INSTRUCTIONS FOR THE TASK: Count every line that has the word "Generative". Give the number, without anything more.
═════ ENTRIES ═════
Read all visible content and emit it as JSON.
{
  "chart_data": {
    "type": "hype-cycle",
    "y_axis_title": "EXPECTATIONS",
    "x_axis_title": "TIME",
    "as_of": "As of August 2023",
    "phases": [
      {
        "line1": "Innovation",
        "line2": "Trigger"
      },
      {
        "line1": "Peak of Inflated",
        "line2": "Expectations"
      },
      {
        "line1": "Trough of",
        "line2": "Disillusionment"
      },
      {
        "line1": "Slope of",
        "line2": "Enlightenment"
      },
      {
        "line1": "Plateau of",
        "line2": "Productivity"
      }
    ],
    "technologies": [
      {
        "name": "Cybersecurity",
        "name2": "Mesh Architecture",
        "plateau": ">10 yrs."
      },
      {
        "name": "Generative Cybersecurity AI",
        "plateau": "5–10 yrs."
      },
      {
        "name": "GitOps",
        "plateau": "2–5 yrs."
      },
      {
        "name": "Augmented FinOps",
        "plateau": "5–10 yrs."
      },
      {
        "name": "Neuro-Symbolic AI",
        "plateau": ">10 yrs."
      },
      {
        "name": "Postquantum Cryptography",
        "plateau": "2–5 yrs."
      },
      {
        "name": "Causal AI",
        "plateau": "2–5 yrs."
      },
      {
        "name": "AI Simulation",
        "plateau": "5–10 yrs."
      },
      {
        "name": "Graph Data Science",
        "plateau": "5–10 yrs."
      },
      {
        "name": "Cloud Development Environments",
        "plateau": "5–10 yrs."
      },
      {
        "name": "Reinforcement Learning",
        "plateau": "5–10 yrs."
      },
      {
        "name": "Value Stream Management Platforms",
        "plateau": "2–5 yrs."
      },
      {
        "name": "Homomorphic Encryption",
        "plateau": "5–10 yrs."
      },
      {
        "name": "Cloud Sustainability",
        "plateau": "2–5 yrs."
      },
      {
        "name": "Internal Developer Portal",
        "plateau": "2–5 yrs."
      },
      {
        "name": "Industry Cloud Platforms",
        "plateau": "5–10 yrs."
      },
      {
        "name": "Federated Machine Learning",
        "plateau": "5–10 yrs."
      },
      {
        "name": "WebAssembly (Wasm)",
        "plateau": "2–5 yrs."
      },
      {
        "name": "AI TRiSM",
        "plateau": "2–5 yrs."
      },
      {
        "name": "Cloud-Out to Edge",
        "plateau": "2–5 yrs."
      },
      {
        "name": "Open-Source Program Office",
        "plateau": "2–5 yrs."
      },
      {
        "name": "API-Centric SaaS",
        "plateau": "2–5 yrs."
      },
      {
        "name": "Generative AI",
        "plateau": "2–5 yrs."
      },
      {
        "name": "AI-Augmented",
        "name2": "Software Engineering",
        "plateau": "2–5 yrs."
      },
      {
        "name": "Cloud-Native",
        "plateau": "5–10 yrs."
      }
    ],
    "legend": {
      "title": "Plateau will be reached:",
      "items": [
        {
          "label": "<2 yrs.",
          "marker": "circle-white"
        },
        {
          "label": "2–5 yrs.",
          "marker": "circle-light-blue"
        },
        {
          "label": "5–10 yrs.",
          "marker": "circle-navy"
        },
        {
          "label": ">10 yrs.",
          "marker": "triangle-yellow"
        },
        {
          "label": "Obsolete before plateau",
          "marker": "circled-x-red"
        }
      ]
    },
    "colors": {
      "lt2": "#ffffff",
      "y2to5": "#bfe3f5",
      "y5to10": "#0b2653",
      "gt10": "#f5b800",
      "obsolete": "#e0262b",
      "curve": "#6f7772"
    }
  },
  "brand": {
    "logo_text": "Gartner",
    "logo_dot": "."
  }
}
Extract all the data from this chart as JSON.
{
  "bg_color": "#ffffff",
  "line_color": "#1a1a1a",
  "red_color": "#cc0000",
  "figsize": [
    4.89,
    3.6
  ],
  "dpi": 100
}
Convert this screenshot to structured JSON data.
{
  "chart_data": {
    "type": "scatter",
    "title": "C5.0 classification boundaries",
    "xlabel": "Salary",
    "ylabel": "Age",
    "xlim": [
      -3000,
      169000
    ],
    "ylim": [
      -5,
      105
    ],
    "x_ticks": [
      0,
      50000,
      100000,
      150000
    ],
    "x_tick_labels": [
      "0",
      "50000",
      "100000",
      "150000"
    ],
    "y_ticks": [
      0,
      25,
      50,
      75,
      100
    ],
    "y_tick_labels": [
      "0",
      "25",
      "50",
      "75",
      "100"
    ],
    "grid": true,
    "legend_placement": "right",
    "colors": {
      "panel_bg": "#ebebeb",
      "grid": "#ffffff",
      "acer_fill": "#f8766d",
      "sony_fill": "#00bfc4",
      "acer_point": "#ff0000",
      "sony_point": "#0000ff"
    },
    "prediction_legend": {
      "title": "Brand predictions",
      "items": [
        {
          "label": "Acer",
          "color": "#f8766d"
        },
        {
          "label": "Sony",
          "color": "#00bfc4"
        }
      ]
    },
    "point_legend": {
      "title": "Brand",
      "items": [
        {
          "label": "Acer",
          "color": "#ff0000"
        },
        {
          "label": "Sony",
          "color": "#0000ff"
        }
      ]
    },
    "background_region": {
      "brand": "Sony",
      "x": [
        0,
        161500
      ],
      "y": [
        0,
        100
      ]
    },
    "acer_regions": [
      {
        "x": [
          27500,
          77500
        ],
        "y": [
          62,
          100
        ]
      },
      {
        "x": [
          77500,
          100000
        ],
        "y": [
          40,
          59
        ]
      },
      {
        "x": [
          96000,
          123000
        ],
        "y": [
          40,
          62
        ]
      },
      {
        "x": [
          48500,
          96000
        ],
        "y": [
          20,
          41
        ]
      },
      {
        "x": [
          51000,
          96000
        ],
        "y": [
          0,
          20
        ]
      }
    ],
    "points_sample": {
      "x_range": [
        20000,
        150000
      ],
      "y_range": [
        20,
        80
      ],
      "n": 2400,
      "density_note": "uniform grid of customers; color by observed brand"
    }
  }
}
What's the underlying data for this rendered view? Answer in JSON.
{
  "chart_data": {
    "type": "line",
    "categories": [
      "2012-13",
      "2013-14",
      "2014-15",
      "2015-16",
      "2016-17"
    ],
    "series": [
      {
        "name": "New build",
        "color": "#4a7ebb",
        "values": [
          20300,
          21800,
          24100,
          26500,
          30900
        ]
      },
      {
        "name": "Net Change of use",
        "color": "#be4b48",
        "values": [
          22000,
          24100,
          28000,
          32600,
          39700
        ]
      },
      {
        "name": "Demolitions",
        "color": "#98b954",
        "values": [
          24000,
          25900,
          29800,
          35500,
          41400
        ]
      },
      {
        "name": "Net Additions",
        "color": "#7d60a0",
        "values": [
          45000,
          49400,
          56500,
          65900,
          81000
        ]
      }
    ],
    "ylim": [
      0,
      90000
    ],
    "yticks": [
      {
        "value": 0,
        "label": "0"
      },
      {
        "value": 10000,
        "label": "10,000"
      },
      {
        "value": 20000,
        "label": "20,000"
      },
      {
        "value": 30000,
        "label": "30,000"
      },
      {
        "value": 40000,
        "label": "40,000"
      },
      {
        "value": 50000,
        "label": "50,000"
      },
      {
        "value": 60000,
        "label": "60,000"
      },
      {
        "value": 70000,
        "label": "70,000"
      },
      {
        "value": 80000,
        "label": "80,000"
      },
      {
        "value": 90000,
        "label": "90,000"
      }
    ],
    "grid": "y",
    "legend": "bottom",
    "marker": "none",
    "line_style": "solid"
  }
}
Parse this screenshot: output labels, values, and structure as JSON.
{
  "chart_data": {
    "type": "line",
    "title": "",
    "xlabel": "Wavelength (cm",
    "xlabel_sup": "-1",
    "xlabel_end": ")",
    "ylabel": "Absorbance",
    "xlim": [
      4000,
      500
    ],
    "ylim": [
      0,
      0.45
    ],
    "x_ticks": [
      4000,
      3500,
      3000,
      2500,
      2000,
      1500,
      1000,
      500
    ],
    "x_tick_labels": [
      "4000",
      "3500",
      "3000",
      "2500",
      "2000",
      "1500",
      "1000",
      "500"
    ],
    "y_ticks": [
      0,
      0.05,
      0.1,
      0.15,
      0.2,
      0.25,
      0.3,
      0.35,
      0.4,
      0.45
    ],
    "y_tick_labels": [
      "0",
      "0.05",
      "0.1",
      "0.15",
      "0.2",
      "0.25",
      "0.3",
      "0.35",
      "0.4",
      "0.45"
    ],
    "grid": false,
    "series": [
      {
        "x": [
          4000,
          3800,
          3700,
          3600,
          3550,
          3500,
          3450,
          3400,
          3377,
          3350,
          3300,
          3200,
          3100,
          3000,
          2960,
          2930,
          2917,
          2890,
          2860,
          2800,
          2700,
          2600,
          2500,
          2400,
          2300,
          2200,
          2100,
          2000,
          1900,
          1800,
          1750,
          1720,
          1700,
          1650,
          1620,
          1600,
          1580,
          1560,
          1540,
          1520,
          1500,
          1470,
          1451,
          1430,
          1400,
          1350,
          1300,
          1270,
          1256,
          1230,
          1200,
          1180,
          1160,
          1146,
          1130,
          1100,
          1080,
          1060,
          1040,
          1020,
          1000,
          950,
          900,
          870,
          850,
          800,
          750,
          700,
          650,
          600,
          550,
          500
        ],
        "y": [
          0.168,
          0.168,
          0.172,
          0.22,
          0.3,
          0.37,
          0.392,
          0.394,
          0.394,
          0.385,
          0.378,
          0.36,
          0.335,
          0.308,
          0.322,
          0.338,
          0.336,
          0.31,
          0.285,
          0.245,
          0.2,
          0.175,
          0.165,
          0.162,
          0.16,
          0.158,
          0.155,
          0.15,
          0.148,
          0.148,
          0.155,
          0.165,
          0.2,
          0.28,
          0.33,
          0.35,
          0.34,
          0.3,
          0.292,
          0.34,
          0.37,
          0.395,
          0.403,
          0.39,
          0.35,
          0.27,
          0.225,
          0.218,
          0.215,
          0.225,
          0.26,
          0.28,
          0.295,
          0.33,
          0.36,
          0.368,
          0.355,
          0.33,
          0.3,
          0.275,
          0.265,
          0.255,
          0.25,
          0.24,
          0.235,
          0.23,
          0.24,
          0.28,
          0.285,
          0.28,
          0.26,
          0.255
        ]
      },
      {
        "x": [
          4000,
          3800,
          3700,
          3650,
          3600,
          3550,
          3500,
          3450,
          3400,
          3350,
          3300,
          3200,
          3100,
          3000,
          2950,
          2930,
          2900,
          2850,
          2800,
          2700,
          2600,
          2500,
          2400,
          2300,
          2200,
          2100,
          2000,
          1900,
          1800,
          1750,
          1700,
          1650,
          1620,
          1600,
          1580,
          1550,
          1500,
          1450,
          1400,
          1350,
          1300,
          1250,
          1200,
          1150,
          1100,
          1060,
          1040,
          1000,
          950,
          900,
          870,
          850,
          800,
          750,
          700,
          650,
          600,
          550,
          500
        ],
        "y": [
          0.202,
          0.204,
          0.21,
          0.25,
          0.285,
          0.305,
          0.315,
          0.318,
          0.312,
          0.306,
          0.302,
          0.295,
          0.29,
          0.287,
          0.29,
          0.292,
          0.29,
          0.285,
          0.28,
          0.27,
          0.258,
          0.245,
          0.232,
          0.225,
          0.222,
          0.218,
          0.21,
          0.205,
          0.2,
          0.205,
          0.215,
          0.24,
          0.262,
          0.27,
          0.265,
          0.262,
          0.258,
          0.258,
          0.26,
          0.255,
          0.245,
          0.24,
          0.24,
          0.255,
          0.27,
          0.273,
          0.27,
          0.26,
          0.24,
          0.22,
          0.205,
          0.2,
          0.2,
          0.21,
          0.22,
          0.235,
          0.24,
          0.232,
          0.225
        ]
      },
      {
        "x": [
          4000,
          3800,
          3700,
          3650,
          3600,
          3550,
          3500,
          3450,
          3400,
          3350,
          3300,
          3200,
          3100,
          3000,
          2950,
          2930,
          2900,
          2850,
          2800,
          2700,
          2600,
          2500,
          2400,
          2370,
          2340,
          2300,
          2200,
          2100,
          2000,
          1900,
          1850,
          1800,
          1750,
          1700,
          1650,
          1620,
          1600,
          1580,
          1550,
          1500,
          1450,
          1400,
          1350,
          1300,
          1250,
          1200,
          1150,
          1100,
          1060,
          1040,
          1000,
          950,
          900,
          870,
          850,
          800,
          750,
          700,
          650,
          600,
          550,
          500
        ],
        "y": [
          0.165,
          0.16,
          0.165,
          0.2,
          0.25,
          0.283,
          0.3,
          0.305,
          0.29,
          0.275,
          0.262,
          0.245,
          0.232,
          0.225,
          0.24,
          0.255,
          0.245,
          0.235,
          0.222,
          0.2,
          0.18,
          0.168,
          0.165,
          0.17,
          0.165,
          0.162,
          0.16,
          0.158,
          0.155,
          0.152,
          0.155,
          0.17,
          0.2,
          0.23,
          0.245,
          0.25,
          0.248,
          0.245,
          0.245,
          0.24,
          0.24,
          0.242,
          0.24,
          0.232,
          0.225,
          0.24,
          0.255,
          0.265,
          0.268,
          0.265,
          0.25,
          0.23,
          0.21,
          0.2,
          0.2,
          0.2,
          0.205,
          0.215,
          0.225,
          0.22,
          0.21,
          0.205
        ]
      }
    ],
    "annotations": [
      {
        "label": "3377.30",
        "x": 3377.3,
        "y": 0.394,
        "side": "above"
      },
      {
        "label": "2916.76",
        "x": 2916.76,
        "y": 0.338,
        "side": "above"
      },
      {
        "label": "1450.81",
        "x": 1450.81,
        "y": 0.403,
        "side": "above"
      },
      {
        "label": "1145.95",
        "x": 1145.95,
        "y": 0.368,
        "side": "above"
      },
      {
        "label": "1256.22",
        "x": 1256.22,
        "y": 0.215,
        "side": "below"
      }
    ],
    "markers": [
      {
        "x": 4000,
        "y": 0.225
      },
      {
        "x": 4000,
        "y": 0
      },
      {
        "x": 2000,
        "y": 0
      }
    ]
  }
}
═════
EXPECTED ANSWER: 2